Objective: Copy each line exactly. Drop every picture.
# start of Record excerpts
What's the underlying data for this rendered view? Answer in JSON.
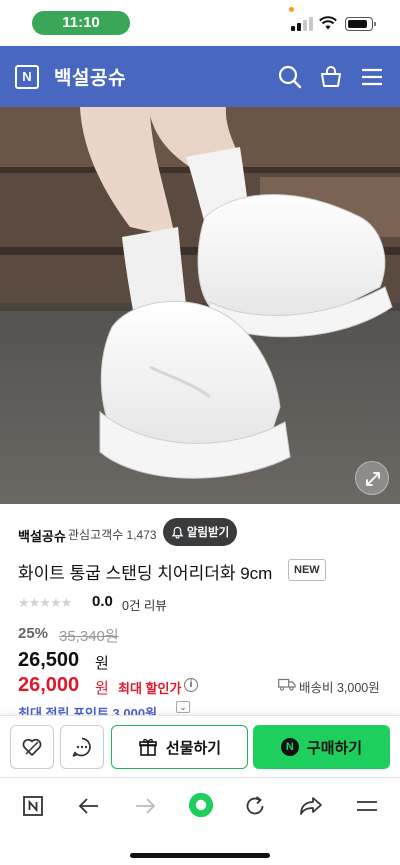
{
  "status_bar": {
    "time": "11:10"
  },
  "header": {
    "logo": "N",
    "store_name": "백설공슈"
  },
  "product_image": {
    "pager_count": 3,
    "pager_active": 0
  },
  "seller": {
    "name": "백설공슈",
    "interest": "관심고객수 1,473",
    "alarm_label": "알림받기"
  },
  "product": {
    "title": "화이트 통굽 스탠딩 치어리더화 9cm",
    "badge": "NEW",
    "stars": "★★★★★",
    "rating": "0.0",
    "reviews": "0건 리뷰",
    "discount_rate": "25%",
    "original_price": "35,340원",
    "sale_price": "26,500",
    "sale_unit": "원",
    "max_discount_price": "26,000",
    "max_discount_unit": "원",
    "max_discount_label": "최대 할인가",
    "info_icon": "i",
    "shipping": "배송비 3,000원",
    "max_points": "최대 적립 포인트 3,000원"
  },
  "actions": {
    "gift_label": "선물하기",
    "buy_label": "구매하기",
    "buy_logo": "N"
  },
  "colors": {
    "header": "#4867c0",
    "accent_green": "#1fcf5e",
    "price_red": "#e3172c",
    "points_blue": "#4a5fd0"
  }
}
# end of Record excerpts
Task answer:
What's the underlying data for this rendered view? Answer in JSON.
{
  "status_bar": {
    "time": "11:10"
  },
  "header": {
    "logo": "N",
    "store_name": "백설공슈"
  },
  "product_image": {
    "pager_count": 3,
    "pager_active": 0
  },
  "seller": {
    "name": "백설공슈",
    "interest": "관심고객수 1,473",
    "alarm_label": "알림받기"
  },
  "product": {
    "title": "화이트 통굽 스탠딩 치어리더화 9cm",
    "badge": "NEW",
    "stars": "★★★★★",
    "rating": "0.0",
    "reviews": "0건 리뷰",
    "discount_rate": "25%",
    "original_price": "35,340원",
    "sale_price": "26,500",
    "sale_unit": "원",
    "max_discount_price": "26,000",
    "max_discount_unit": "원",
    "max_discount_label": "최대 할인가",
    "info_icon": "i",
    "shipping": "배송비 3,000원",
    "max_points": "최대 적립 포인트 3,000원"
  },
  "actions": {
    "gift_label": "선물하기",
    "buy_label": "구매하기",
    "buy_logo": "N"
  },
  "colors": {
    "header": "#4867c0",
    "accent_green": "#1fcf5e",
    "price_red": "#e3172c",
    "points_blue": "#4a5fd0"
  }
}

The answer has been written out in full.